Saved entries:
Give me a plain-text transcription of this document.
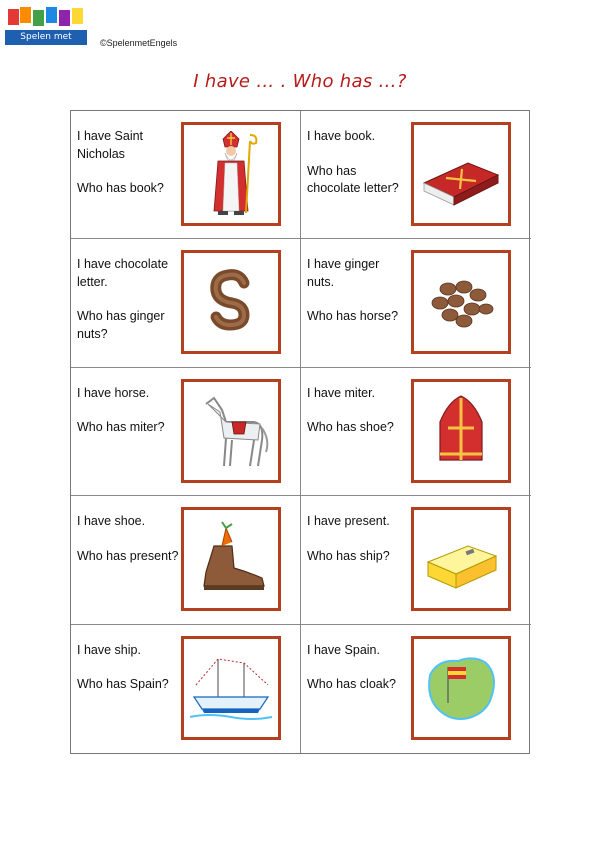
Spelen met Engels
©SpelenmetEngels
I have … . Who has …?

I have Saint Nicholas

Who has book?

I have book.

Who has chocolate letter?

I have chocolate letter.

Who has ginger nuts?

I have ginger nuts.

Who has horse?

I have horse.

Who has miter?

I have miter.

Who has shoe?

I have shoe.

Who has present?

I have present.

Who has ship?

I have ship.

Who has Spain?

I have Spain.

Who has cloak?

---

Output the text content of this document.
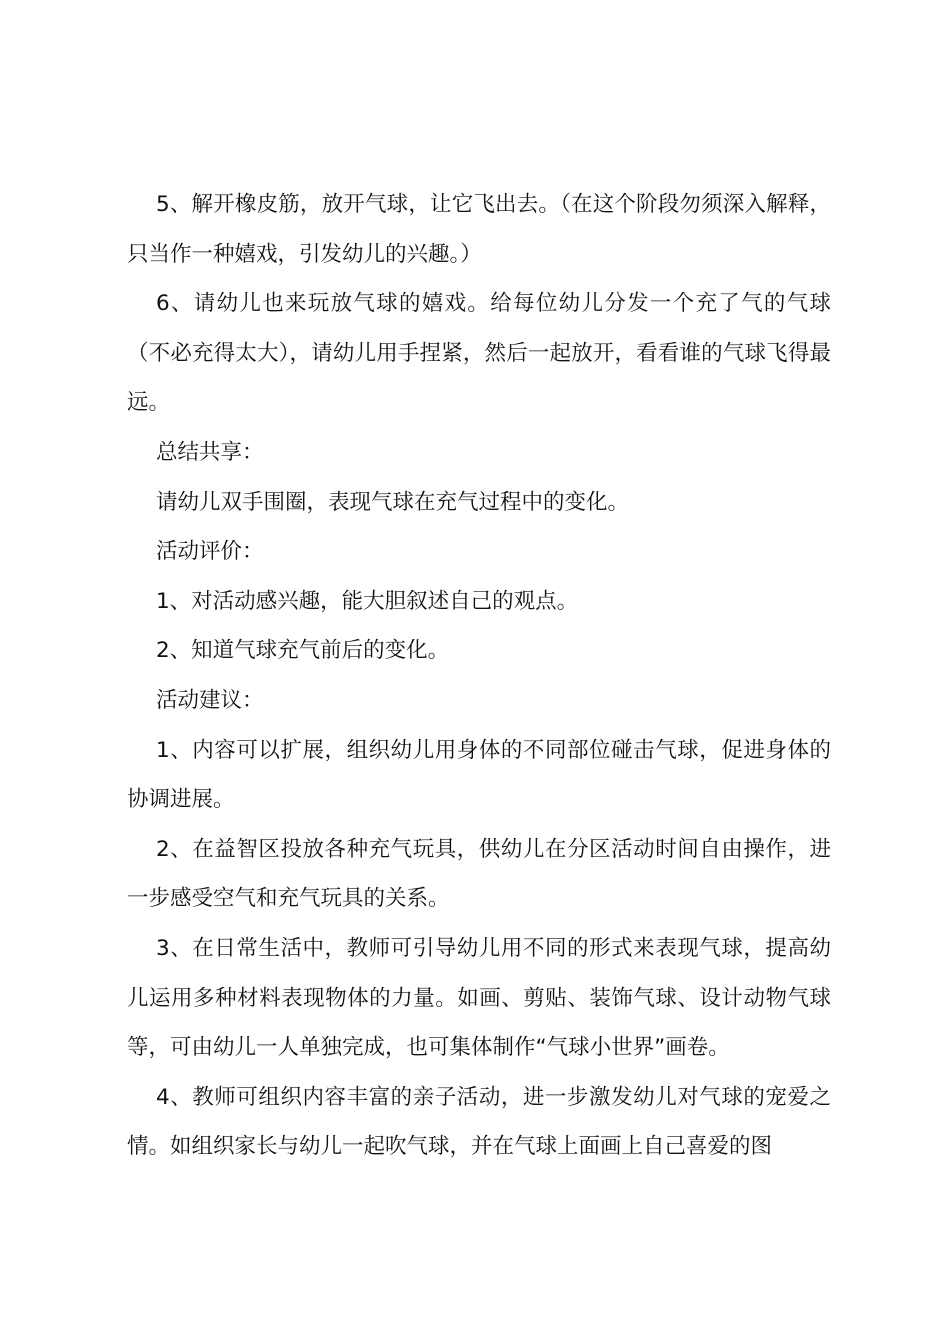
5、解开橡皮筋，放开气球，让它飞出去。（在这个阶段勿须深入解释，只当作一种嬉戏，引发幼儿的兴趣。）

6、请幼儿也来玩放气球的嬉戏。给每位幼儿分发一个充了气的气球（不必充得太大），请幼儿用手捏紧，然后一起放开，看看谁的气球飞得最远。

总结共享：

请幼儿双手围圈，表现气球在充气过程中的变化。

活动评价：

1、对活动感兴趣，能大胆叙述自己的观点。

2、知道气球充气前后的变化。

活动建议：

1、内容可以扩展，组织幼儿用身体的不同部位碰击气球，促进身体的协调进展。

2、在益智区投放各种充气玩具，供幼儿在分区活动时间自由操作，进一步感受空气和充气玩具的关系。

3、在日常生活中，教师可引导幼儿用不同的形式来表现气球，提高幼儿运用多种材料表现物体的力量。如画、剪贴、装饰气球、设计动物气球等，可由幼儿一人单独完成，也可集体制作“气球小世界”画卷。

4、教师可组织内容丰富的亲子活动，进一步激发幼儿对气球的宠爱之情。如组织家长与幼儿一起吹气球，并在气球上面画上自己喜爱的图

**EXERCISE AIM**: Looking at the material above, count the lines containing the string "nuts" and reply with the count alone.

**SOLUTION TO THE EXERCISE**: 2